Work to be completed: All lines featuring the string "temperature" are to be listed.
● ● ● ● ●
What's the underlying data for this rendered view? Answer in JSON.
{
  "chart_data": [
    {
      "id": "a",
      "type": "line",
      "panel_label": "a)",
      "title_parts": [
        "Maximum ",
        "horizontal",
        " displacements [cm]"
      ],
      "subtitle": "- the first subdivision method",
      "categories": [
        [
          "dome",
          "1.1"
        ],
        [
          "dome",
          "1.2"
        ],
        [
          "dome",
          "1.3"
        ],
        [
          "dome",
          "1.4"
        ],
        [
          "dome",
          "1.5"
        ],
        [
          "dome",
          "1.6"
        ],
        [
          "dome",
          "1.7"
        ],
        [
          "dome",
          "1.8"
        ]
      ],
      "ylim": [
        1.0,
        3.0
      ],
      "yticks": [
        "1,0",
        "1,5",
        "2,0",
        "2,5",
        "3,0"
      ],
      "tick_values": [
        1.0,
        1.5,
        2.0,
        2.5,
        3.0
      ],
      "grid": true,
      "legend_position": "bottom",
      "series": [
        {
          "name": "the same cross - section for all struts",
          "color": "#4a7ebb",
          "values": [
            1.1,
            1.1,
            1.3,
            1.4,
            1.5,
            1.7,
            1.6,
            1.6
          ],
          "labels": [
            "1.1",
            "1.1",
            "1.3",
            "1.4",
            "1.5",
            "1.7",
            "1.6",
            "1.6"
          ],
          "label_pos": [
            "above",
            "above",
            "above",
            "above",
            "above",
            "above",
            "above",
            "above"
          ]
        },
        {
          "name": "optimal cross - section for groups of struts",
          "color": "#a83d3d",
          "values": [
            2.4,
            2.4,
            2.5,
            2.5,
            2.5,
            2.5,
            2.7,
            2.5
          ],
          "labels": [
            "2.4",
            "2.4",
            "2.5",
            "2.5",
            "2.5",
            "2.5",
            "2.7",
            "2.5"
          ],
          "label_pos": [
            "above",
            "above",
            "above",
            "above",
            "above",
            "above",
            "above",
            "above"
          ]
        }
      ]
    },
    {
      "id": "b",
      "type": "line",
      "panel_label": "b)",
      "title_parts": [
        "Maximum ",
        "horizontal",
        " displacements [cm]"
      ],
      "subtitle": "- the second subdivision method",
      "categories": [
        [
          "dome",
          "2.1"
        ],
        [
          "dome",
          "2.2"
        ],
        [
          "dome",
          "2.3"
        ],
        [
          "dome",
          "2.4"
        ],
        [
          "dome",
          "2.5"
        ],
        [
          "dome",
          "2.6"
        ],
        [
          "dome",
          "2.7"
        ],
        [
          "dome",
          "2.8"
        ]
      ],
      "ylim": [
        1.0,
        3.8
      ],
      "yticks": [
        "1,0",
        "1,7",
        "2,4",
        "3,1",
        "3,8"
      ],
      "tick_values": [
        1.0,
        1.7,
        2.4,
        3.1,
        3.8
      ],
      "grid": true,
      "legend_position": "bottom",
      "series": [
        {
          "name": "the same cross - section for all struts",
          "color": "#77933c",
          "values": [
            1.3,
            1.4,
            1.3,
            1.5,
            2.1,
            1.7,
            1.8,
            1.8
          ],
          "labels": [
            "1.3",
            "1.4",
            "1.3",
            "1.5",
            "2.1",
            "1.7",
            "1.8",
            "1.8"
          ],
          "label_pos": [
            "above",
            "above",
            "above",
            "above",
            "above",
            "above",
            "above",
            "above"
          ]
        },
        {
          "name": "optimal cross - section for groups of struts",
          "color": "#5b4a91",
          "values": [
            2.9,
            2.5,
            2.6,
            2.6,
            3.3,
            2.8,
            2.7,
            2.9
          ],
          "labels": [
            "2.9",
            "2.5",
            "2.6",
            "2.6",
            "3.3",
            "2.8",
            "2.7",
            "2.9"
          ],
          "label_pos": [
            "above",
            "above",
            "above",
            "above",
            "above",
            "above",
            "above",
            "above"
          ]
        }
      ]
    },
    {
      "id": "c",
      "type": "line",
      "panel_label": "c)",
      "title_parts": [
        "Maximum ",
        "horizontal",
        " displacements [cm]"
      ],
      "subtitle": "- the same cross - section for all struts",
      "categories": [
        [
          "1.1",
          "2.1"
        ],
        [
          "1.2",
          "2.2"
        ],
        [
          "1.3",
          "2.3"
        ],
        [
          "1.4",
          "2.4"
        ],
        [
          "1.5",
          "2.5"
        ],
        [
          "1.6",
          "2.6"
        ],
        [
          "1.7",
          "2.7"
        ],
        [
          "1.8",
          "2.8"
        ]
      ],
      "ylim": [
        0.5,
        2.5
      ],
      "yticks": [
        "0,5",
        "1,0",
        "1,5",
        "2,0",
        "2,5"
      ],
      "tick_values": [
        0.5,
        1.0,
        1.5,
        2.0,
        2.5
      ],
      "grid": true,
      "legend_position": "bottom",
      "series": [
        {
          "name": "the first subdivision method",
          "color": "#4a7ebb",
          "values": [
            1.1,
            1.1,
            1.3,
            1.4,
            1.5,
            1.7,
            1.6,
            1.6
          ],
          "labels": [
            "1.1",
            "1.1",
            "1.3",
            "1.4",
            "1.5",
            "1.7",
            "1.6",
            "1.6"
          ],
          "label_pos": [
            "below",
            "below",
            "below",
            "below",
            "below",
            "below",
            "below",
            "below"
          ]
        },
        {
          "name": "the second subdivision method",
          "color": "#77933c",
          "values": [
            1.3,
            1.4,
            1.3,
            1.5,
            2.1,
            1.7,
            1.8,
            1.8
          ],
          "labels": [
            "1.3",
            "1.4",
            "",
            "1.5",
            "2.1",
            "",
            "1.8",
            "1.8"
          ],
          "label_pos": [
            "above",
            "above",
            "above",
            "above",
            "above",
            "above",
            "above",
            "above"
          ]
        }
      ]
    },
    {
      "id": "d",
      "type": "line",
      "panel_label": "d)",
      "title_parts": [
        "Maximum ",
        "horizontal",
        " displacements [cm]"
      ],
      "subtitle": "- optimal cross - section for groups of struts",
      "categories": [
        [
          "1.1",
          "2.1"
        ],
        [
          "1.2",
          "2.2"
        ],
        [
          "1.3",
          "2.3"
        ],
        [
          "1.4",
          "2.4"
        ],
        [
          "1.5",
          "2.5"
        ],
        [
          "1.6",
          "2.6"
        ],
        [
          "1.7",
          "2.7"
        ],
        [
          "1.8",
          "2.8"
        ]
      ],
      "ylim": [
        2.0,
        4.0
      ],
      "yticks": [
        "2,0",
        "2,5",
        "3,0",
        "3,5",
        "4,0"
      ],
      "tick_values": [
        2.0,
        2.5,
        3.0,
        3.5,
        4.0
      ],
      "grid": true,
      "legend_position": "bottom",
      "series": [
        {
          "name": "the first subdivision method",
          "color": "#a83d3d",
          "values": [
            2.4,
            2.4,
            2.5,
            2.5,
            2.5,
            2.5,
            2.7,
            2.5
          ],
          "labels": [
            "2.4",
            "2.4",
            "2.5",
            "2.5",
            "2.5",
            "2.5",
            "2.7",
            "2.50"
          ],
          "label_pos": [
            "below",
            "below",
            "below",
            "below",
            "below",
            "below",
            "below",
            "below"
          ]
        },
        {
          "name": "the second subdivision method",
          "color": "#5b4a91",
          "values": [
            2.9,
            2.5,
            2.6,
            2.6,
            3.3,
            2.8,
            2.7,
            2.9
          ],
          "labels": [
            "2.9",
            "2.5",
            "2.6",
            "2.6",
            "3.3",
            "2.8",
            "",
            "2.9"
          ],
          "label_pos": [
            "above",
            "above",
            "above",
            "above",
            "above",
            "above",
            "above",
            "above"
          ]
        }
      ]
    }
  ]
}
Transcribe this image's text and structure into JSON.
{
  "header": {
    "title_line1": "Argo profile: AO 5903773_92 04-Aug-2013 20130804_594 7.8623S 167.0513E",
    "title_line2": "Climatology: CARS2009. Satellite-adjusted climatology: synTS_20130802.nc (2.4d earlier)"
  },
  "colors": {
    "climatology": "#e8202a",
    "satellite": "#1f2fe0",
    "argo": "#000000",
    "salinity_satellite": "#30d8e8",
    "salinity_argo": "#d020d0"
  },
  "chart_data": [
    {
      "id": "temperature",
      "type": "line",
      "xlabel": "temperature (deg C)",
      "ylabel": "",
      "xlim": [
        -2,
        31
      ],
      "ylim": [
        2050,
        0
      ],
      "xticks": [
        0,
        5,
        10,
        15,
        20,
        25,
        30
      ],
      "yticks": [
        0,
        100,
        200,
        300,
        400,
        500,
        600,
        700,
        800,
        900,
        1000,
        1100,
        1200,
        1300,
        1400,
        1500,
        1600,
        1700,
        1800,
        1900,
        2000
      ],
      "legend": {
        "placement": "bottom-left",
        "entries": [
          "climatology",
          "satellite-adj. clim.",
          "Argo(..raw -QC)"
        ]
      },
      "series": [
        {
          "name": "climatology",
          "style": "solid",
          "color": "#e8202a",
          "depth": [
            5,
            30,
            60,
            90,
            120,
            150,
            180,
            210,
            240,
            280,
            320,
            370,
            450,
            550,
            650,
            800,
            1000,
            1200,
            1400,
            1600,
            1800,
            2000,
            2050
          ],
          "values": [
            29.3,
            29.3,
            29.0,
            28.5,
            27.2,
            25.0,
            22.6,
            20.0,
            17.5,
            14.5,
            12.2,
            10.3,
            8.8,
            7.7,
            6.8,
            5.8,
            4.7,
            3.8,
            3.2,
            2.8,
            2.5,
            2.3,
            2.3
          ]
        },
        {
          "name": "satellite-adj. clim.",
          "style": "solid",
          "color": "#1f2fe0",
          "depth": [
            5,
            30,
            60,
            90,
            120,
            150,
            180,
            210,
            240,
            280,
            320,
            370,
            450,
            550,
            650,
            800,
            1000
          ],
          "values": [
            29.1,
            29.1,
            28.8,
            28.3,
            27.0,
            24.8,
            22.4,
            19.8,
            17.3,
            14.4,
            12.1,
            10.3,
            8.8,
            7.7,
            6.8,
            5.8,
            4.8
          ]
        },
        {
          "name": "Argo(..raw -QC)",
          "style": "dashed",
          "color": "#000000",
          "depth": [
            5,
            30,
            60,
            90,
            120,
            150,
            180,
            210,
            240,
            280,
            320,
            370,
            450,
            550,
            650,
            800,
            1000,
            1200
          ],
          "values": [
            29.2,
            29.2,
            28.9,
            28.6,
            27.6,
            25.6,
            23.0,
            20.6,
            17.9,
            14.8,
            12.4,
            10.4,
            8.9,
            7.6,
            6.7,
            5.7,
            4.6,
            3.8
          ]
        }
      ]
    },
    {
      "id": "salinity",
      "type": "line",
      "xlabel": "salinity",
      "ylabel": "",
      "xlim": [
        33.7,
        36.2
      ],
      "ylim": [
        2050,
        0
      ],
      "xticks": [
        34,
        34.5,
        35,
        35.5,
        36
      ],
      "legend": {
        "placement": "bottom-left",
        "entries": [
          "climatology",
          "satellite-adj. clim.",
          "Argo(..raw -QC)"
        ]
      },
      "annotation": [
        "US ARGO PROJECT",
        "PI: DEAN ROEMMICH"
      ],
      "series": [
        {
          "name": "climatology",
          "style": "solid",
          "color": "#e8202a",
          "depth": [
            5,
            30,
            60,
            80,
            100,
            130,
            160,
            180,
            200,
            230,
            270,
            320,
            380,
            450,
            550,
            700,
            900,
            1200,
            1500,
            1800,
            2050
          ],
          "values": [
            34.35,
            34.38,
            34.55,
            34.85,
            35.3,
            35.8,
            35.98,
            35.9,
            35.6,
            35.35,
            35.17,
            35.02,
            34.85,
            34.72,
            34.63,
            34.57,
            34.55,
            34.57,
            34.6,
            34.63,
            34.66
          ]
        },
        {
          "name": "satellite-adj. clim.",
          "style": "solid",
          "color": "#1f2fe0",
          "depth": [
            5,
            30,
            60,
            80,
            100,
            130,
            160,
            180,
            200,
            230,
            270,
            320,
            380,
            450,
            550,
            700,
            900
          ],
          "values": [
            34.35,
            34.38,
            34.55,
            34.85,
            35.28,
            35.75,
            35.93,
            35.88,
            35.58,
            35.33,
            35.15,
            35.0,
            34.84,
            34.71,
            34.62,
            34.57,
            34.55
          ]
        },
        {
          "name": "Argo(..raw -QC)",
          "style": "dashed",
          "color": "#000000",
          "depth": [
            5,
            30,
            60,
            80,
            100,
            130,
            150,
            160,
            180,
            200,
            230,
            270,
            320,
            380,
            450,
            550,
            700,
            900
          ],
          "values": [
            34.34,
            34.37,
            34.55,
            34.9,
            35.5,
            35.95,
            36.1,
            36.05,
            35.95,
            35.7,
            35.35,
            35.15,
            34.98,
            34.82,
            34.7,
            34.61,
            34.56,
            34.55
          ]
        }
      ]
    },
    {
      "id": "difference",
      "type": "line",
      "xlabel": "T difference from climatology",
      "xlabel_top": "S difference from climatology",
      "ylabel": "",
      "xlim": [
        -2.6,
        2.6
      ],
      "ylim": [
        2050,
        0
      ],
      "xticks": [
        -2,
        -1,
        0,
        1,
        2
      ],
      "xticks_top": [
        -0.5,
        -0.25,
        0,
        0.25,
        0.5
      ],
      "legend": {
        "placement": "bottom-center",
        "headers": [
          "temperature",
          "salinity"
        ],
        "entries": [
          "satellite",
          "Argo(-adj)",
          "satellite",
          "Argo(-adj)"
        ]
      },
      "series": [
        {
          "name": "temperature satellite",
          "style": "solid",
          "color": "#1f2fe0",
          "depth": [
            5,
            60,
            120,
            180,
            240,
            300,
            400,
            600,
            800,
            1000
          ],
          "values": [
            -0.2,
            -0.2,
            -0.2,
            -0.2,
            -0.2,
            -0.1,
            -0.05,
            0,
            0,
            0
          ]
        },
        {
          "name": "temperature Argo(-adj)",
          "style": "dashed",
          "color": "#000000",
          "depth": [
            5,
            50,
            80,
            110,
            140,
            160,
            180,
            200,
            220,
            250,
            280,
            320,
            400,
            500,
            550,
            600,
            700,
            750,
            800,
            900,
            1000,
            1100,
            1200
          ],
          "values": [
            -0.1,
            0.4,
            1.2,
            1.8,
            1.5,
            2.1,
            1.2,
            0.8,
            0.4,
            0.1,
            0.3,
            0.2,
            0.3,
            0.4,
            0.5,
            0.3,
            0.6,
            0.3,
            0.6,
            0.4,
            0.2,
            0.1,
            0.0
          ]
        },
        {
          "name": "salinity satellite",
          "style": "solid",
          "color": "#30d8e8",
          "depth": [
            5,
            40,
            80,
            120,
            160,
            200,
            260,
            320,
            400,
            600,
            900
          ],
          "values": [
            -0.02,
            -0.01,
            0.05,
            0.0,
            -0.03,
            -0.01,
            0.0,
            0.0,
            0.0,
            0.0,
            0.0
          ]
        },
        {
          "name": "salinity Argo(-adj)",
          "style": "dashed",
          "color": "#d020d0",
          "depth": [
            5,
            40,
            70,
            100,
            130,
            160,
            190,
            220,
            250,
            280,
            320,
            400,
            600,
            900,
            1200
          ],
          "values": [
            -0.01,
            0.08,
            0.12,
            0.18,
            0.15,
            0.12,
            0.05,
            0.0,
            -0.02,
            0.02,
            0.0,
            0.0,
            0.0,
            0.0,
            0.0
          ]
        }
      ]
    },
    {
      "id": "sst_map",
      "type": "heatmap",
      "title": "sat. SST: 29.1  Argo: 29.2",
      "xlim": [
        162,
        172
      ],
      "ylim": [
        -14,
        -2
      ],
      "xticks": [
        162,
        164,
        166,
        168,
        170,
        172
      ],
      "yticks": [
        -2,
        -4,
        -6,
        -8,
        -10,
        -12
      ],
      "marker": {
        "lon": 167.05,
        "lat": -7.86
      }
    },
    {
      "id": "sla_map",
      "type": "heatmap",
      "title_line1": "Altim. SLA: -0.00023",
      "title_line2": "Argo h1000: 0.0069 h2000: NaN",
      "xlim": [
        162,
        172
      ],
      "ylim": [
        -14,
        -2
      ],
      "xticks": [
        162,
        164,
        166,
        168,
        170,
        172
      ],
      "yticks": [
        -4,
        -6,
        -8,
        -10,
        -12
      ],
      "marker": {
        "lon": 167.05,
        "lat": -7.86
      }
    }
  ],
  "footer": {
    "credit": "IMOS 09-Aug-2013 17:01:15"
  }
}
● ● ● ● ●
Solution for this task:
      "id": "temperature",
      "xlabel": "temperature (deg C)",
          "temperature",
          "name": "temperature satellite",
          "name": "temperature Argo(-adj)",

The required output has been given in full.